Stated problem> Please update the items starting at the line with "system-settings-panel: POSTAVKE SUSTAVA" and ending at the line with "system-navigation-bar: ⋮⋮ f", changing "brand-subtitle" to "brand-tagline" and leaving everything else unchanged. Return only those lines.

Dataset items

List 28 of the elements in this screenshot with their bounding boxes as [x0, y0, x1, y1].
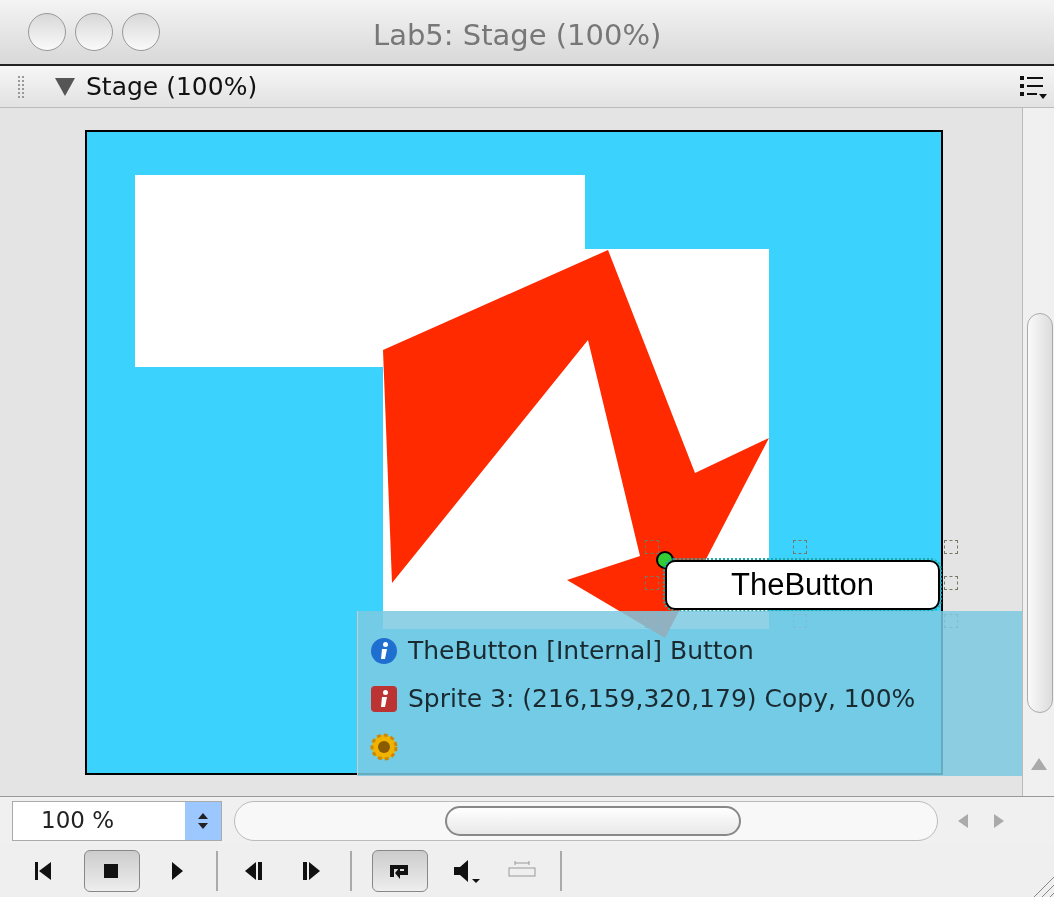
scroll-up-arrow-icon[interactable]	[1031, 758, 1047, 770]
sprite-info-icon	[370, 685, 398, 713]
horizontal-scrollbar[interactable]	[234, 800, 938, 841]
info-text: TheButton [Internal] Button	[408, 635, 754, 668]
selection-handle[interactable]	[793, 540, 807, 554]
selection-handle[interactable]	[944, 576, 958, 590]
selection-handle[interactable]	[645, 576, 659, 590]
info-text: Sprite 3: (216,159,320,179) Copy, 100%	[408, 683, 916, 716]
stop-button[interactable]	[84, 849, 140, 892]
scroll-right-arrow-icon[interactable]	[994, 813, 1004, 828]
zoom-field[interactable]: 100 %	[12, 800, 222, 841]
scroll-thumb[interactable]	[445, 805, 741, 836]
zoom-button[interactable]	[122, 13, 160, 51]
stepper-icon[interactable]	[185, 801, 221, 840]
grip-icon	[18, 75, 24, 98]
gear-icon	[370, 733, 398, 761]
window-title: Lab5: Stage (100%)	[373, 17, 662, 54]
selection-handle[interactable]	[645, 540, 659, 554]
panel-title: Stage (100%)	[86, 70, 258, 103]
selection-handle[interactable]	[944, 540, 958, 554]
scroll-left-arrow-icon[interactable]	[958, 813, 968, 828]
close-button[interactable]	[28, 13, 66, 51]
minimize-button[interactable]	[75, 13, 113, 51]
the-button-sprite[interactable]: TheButton	[665, 560, 940, 610]
info-icon	[370, 637, 398, 665]
vertical-scrollbar[interactable]	[1022, 108, 1054, 796]
loop-button[interactable]	[372, 849, 428, 892]
scroll-thumb[interactable]	[1027, 313, 1053, 713]
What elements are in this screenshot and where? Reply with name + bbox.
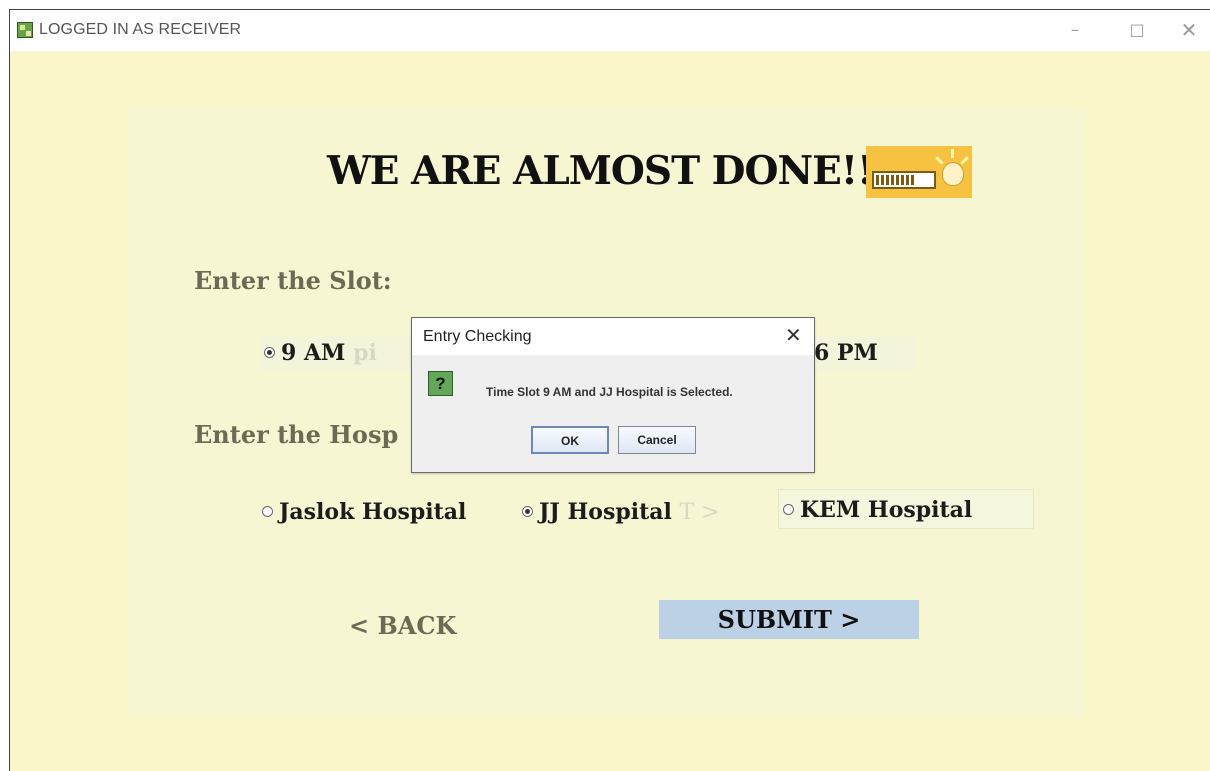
- radio-jaslok-label: Jaslok Hospital: [279, 499, 467, 525]
- page-heading: WE ARE ALMOST DONE!!..: [327, 148, 899, 194]
- title-bar[interactable]: LOGGED IN AS RECEIVER – □ ✕: [10, 10, 1210, 51]
- radio-9am[interactable]: 9 AM pi: [260, 336, 414, 370]
- radio-6pm-label: 6 PM: [814, 340, 878, 366]
- radio-6pm[interactable]: 6 PM: [806, 336, 914, 370]
- ok-button[interactable]: OK: [531, 426, 609, 454]
- radio-unselected-icon: [783, 503, 794, 515]
- question-icon: ?: [428, 371, 453, 396]
- radio-jj-label: JJ Hospital: [539, 499, 672, 525]
- hospital-label: Enter the Hosp: [194, 420, 399, 449]
- dialog-close-button[interactable]: ✕: [785, 323, 802, 347]
- dialog-title: Entry Checking: [423, 328, 532, 345]
- maximize-button[interactable]: □: [1123, 17, 1151, 43]
- app-icon: [17, 22, 33, 38]
- radio-kem-label: KEM Hospital: [800, 497, 973, 523]
- radio-unselected-icon: [262, 505, 273, 517]
- radio-9am-label: 9 AM: [281, 340, 346, 366]
- slot-label: Enter the Slot:: [194, 266, 392, 295]
- window-title: LOGGED IN AS RECEIVER: [39, 21, 242, 38]
- submit-button[interactable]: SUBMIT >: [659, 600, 919, 639]
- radio-jj[interactable]: JJ Hospital T >: [522, 495, 720, 529]
- hidden-text: pi: [353, 340, 377, 366]
- progress-bulb-icon: [866, 146, 972, 198]
- radio-kem[interactable]: KEM Hospital: [778, 489, 1034, 529]
- back-button[interactable]: < BACK: [349, 611, 456, 640]
- radio-jaslok[interactable]: Jaslok Hospital: [262, 495, 466, 529]
- minimize-button[interactable]: –: [1061, 17, 1089, 43]
- close-button[interactable]: ✕: [1175, 17, 1203, 43]
- radio-selected-icon: [522, 505, 533, 517]
- hidden-text: T >: [679, 500, 720, 525]
- dialog-title-bar[interactable]: Entry Checking ✕: [412, 318, 814, 355]
- radio-selected-icon: [264, 346, 275, 358]
- cancel-button[interactable]: Cancel: [618, 426, 696, 454]
- confirm-dialog: Entry Checking ✕ ? Time Slot 9 AM and JJ…: [411, 317, 815, 473]
- dialog-message: Time Slot 9 AM and JJ Hospital is Select…: [486, 385, 733, 399]
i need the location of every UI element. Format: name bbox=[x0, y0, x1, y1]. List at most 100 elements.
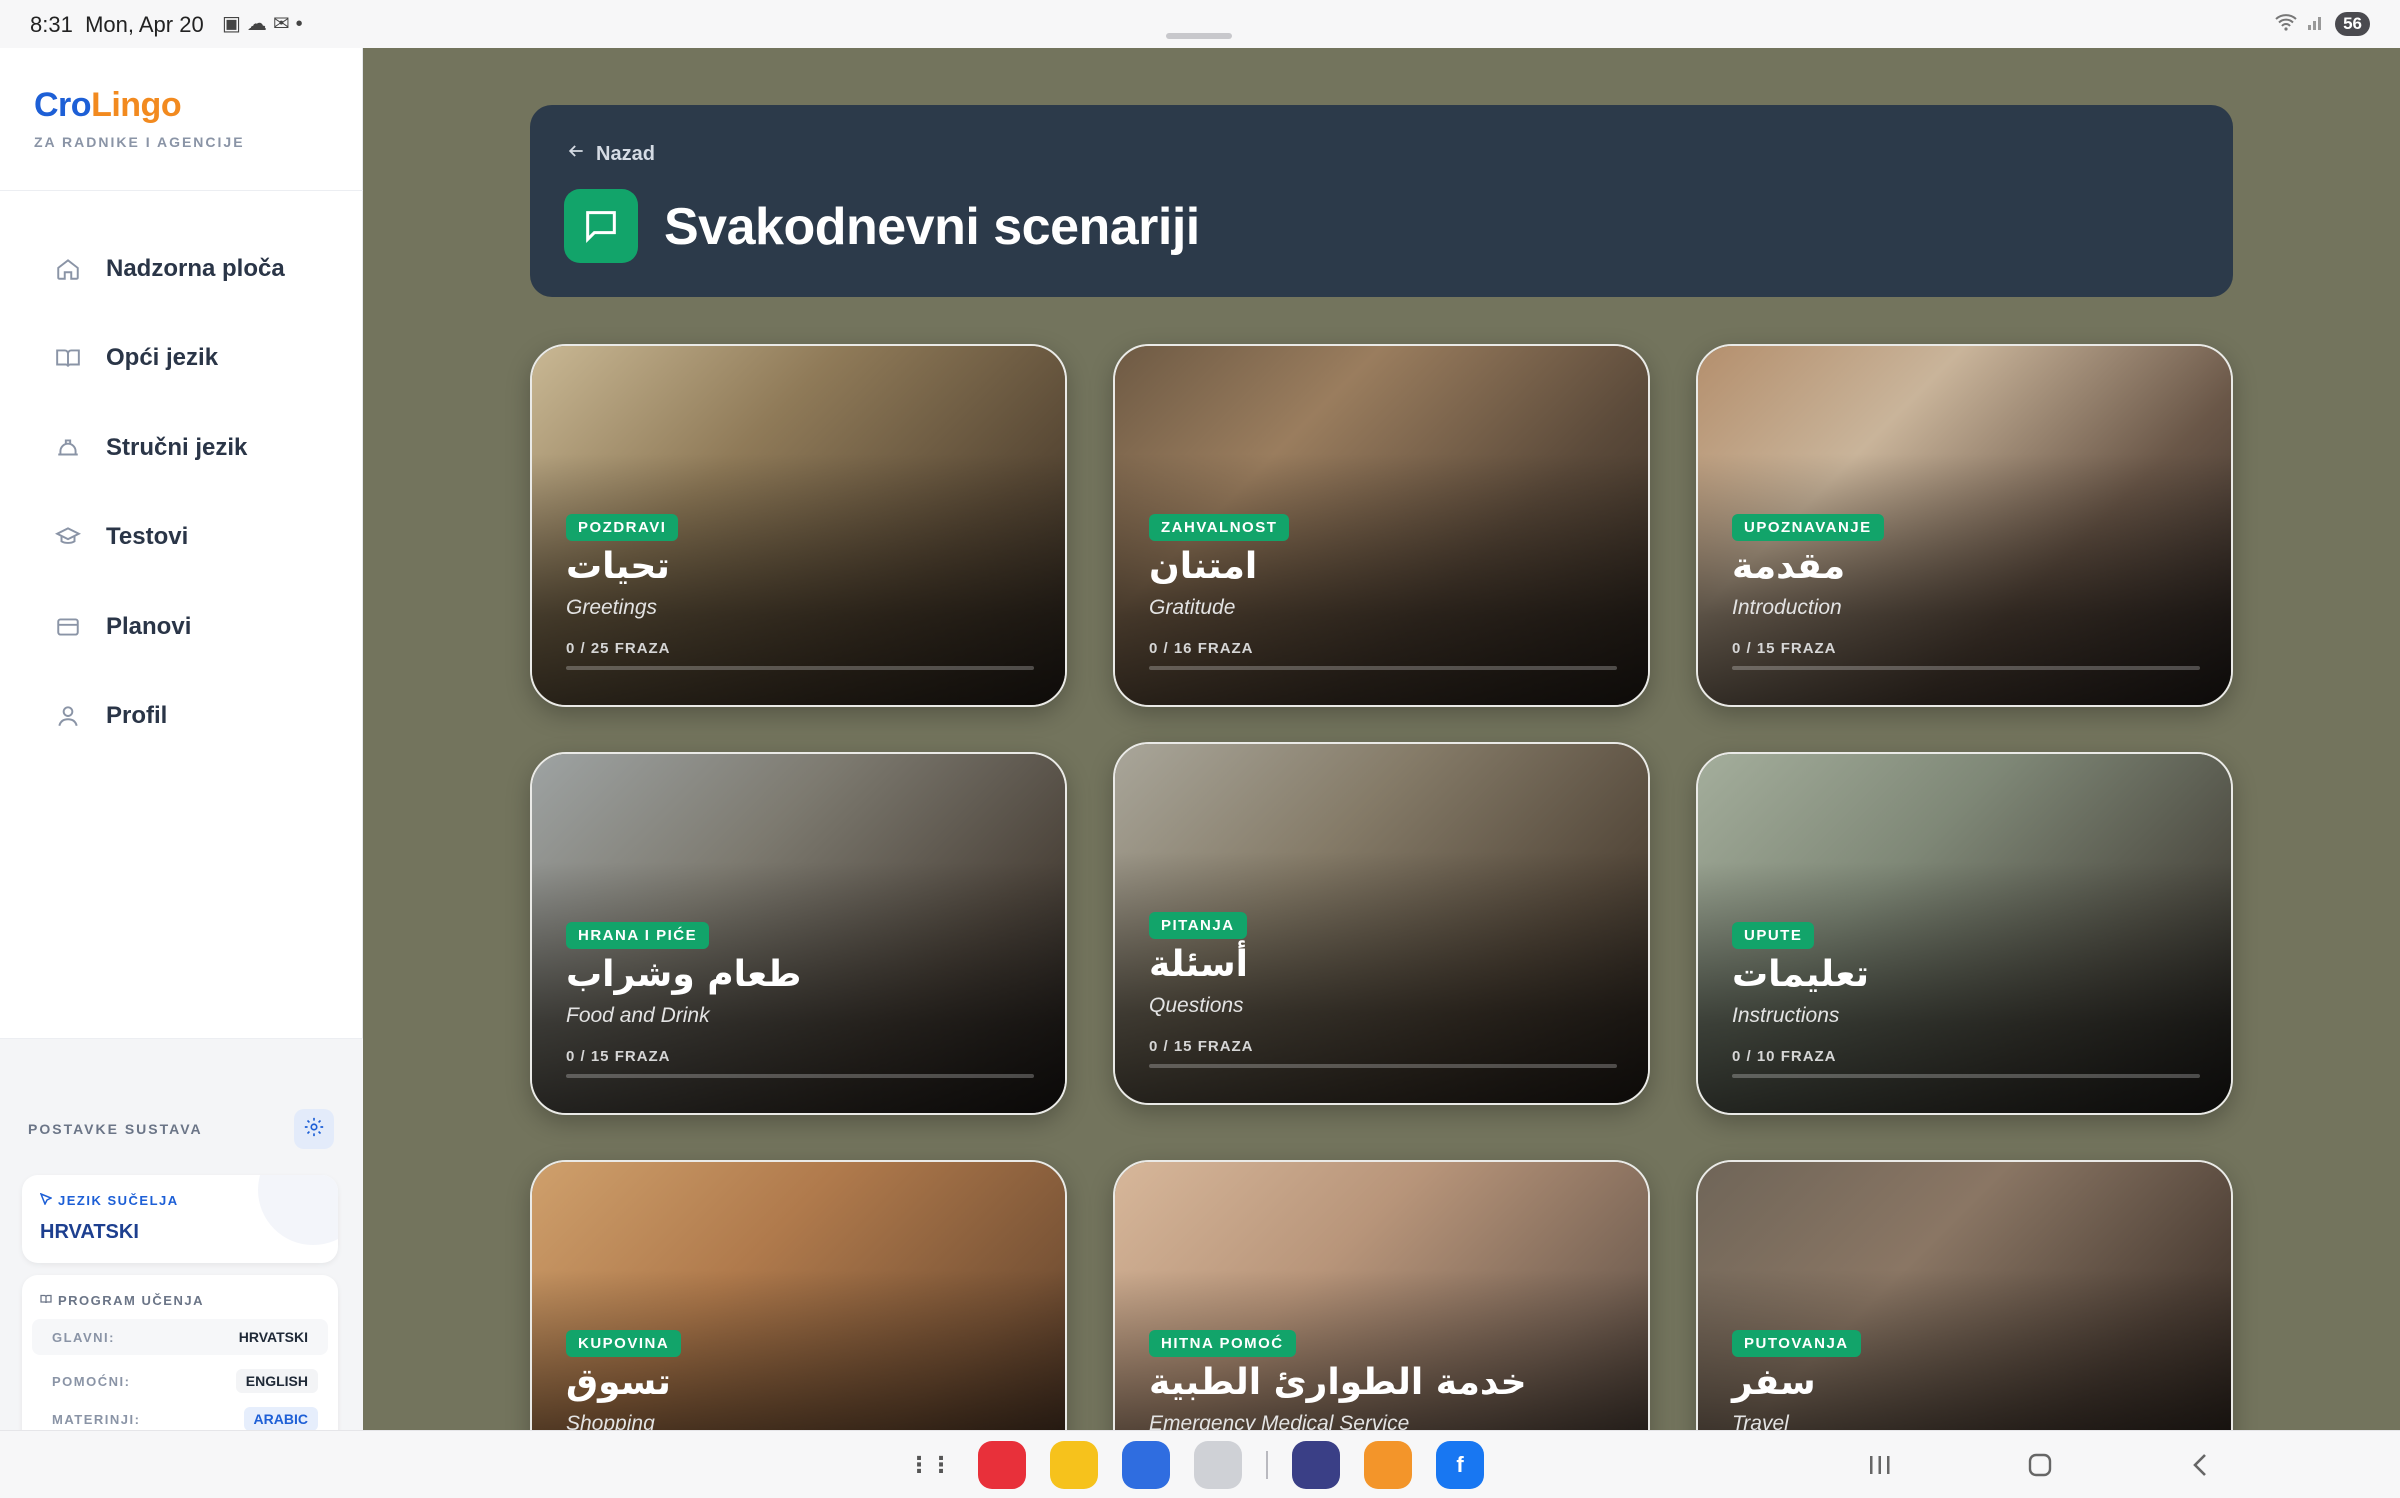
system-settings-panel: POSTAVKE SUSTAVA JEZIK SUČELJA HRVATSKI … bbox=[0, 1038, 363, 1457]
brand-subtitle: ZA RADNIKE I AGENCIJE bbox=[34, 134, 245, 150]
sidebar-divider bbox=[0, 190, 363, 191]
system-navigation-bar: ⋮⋮ f bbox=[0, 1430, 2400, 1498]
sidebar-item-dashboard[interactable]: Nadzorna ploča bbox=[0, 224, 363, 314]
scenario-title-english: Shopping bbox=[566, 1412, 655, 1430]
category-badge: HITNA POMOĆ bbox=[1149, 1330, 1296, 1357]
scenario-title-english: Travel bbox=[1732, 1412, 1789, 1430]
scenario-card[interactable]: KUPOVINA تسوق Shopping bbox=[530, 1160, 1067, 1430]
sidebar-item-label: Profil bbox=[106, 702, 168, 730]
dock-separator bbox=[1266, 1451, 1268, 1479]
recent-apps-button[interactable] bbox=[1860, 1445, 1900, 1485]
progress-bar bbox=[566, 666, 1034, 670]
sidebar-item-plans[interactable]: Planovi bbox=[0, 582, 363, 672]
status-bar: 8:31 Mon, Apr 20 ▣☁✉• 56 bbox=[0, 0, 2400, 48]
scenario-card[interactable]: ZAHVALNOST امتنان Gratitude 0 / 16 FRAZA bbox=[1113, 344, 1650, 707]
phrase-count: 0 / 10 FRAZA bbox=[1732, 1048, 1837, 1065]
home-icon bbox=[52, 253, 84, 285]
sidebar-item-profile[interactable]: Profil bbox=[0, 672, 363, 762]
category-badge: PITANJA bbox=[1149, 912, 1247, 939]
system-nav-buttons bbox=[1860, 1445, 2220, 1485]
progress-bar bbox=[1149, 1064, 1617, 1068]
scenario-card[interactable]: UPOZNAVANJE مقدمة Introduction 0 / 15 FRAZA bbox=[1696, 344, 2233, 707]
arrow-left-icon bbox=[566, 141, 586, 167]
settings-button[interactable] bbox=[294, 1109, 334, 1149]
category-badge: UPUTE bbox=[1732, 922, 1815, 949]
system-settings-title: POSTAVKE SUSTAVA bbox=[28, 1121, 203, 1137]
app-drawer-icon[interactable]: ⋮⋮ bbox=[906, 1441, 954, 1489]
multiwindow-handle[interactable] bbox=[1166, 33, 1232, 39]
status-right: 56 bbox=[2275, 12, 2370, 36]
scenario-title-arabic: أسئلة bbox=[1149, 944, 1248, 985]
sidebar-item-label: Stručni jezik bbox=[106, 433, 248, 461]
home-button[interactable] bbox=[2020, 1445, 2060, 1485]
phrase-count: 0 / 25 FRAZA bbox=[566, 640, 671, 657]
progress-bar bbox=[1732, 1074, 2200, 1078]
sidebar-item-professional-language[interactable]: Stručni jezik bbox=[0, 403, 363, 493]
page-header: Nazad Svakodnevni scenariji bbox=[530, 105, 2233, 297]
program-value-secondary: ENGLISH bbox=[235, 1369, 318, 1393]
category-badge: POZDRAVI bbox=[566, 514, 679, 541]
category-badge: PUTOVANJA bbox=[1732, 1330, 1861, 1357]
sidebar-item-general-language[interactable]: Opći jezik bbox=[0, 314, 363, 404]
scenario-title-arabic: طعام وشراب bbox=[566, 954, 802, 995]
progress-bar bbox=[1732, 666, 2200, 670]
category-badge: UPOZNAVANJE bbox=[1732, 514, 1884, 541]
scenario-card[interactable]: POZDRAVI تحيات Greetings 0 / 25 FRAZA bbox=[530, 344, 1067, 707]
scenario-card[interactable]: PITANJA أسئلة Questions 0 / 15 FRAZA bbox=[1113, 742, 1650, 1105]
camera-app-icon[interactable] bbox=[1194, 1441, 1242, 1489]
sidebar-nav: Nadzorna ploča Opći jezik Stručni jezik … bbox=[0, 224, 363, 761]
back-button[interactable]: Nazad bbox=[566, 141, 655, 167]
category-badge: KUPOVINA bbox=[566, 1330, 682, 1357]
sidebar-item-tests[interactable]: Testovi bbox=[0, 493, 363, 583]
messages-app-icon[interactable] bbox=[1122, 1441, 1170, 1489]
interface-language-title: JEZIK SUČELJA bbox=[39, 1192, 179, 1208]
hardhat-icon bbox=[52, 432, 84, 464]
status-time: 8:31 Mon, Apr 20 bbox=[30, 12, 204, 37]
scenario-title-arabic: امتنان bbox=[1149, 546, 1258, 587]
phrase-count: 0 / 16 FRAZA bbox=[1149, 640, 1254, 657]
main-content: Nazad Svakodnevni scenariji POZDRAVI تحيا… bbox=[363, 48, 2400, 1430]
graduation-cap-icon bbox=[52, 521, 84, 553]
scenario-title-english: Gratitude bbox=[1149, 596, 1236, 619]
phrase-count: 0 / 15 FRAZA bbox=[566, 1048, 671, 1065]
sidebar-item-label: Opći jezik bbox=[106, 344, 219, 372]
category-badge: HRANA I PIĆE bbox=[566, 922, 710, 949]
sidebar-item-label: Nadzorna ploča bbox=[106, 254, 285, 282]
card-decoration bbox=[258, 1175, 338, 1245]
scenario-title-arabic: خدمة الطوارئ الطبية bbox=[1149, 1362, 1527, 1403]
brand-logo[interactable]: CroLingo bbox=[34, 86, 182, 125]
facebook-app-icon[interactable]: f bbox=[1436, 1441, 1484, 1489]
app-dock: ⋮⋮ f bbox=[906, 1441, 1484, 1489]
scenario-title-english: Questions bbox=[1149, 994, 1244, 1017]
scenario-card[interactable]: HRANA I PIĆE طعام وشراب Food and Drink 0 / … bbox=[530, 752, 1067, 1115]
scenario-title-arabic: مقدمة bbox=[1732, 546, 1846, 587]
program-row-secondary: POMOĆNI: ENGLISH bbox=[32, 1363, 328, 1399]
interface-language-card[interactable]: JEZIK SUČELJA HRVATSKI bbox=[22, 1175, 338, 1263]
scenario-card[interactable]: PUTOVANJA سفر Travel bbox=[1696, 1160, 2233, 1430]
learning-program-title: PROGRAM UČENJA bbox=[40, 1293, 204, 1308]
scenario-title-english: Emergency Medical Service bbox=[1149, 1412, 1410, 1430]
files-app-icon[interactable] bbox=[1050, 1441, 1098, 1489]
game-app-icon[interactable] bbox=[1292, 1441, 1340, 1489]
back-nav-button[interactable] bbox=[2180, 1445, 2220, 1485]
gear-icon bbox=[303, 1116, 325, 1143]
scenario-title-english: Food and Drink bbox=[566, 1004, 710, 1027]
scenario-card[interactable]: HITNA POMOĆ خدمة الطوارئ الطبية Emergency … bbox=[1113, 1160, 1650, 1430]
chat-bubble-icon bbox=[564, 189, 638, 263]
program-value-main: HRVATSKI bbox=[238, 1329, 308, 1345]
notification-icons: ▣☁✉• bbox=[222, 13, 309, 35]
notes-app-icon[interactable] bbox=[978, 1441, 1026, 1489]
wifi-icon bbox=[2275, 13, 2297, 36]
interface-language-value: HRVATSKI bbox=[40, 1221, 139, 1243]
phrase-count: 0 / 15 FRAZA bbox=[1732, 640, 1837, 657]
cursor-icon bbox=[39, 1192, 53, 1208]
credit-card-icon bbox=[52, 611, 84, 643]
tips-app-icon[interactable] bbox=[1364, 1441, 1412, 1489]
scenario-card[interactable]: UPUTE تعليمات Instructions 0 / 10 FRAZA bbox=[1696, 752, 2233, 1115]
scenario-title-arabic: تحيات bbox=[566, 546, 670, 587]
progress-bar bbox=[566, 1074, 1034, 1078]
user-icon bbox=[52, 700, 84, 732]
scenario-title-arabic: تسوق bbox=[566, 1362, 671, 1403]
program-value-native: ARABIC bbox=[243, 1407, 318, 1431]
sidebar-item-label: Planovi bbox=[106, 612, 192, 640]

The response>
system-settings-panel: POSTAVKE SUSTAVA JEZIK SUČELJA HRVATSKI … bbox=[0, 1038, 363, 1457]
brand-tagline: ZA RADNIKE I AGENCIJE bbox=[34, 134, 245, 150]
sidebar-divider bbox=[0, 190, 363, 191]
system-navigation-bar: ⋮⋮ f bbox=[0, 1430, 2400, 1498]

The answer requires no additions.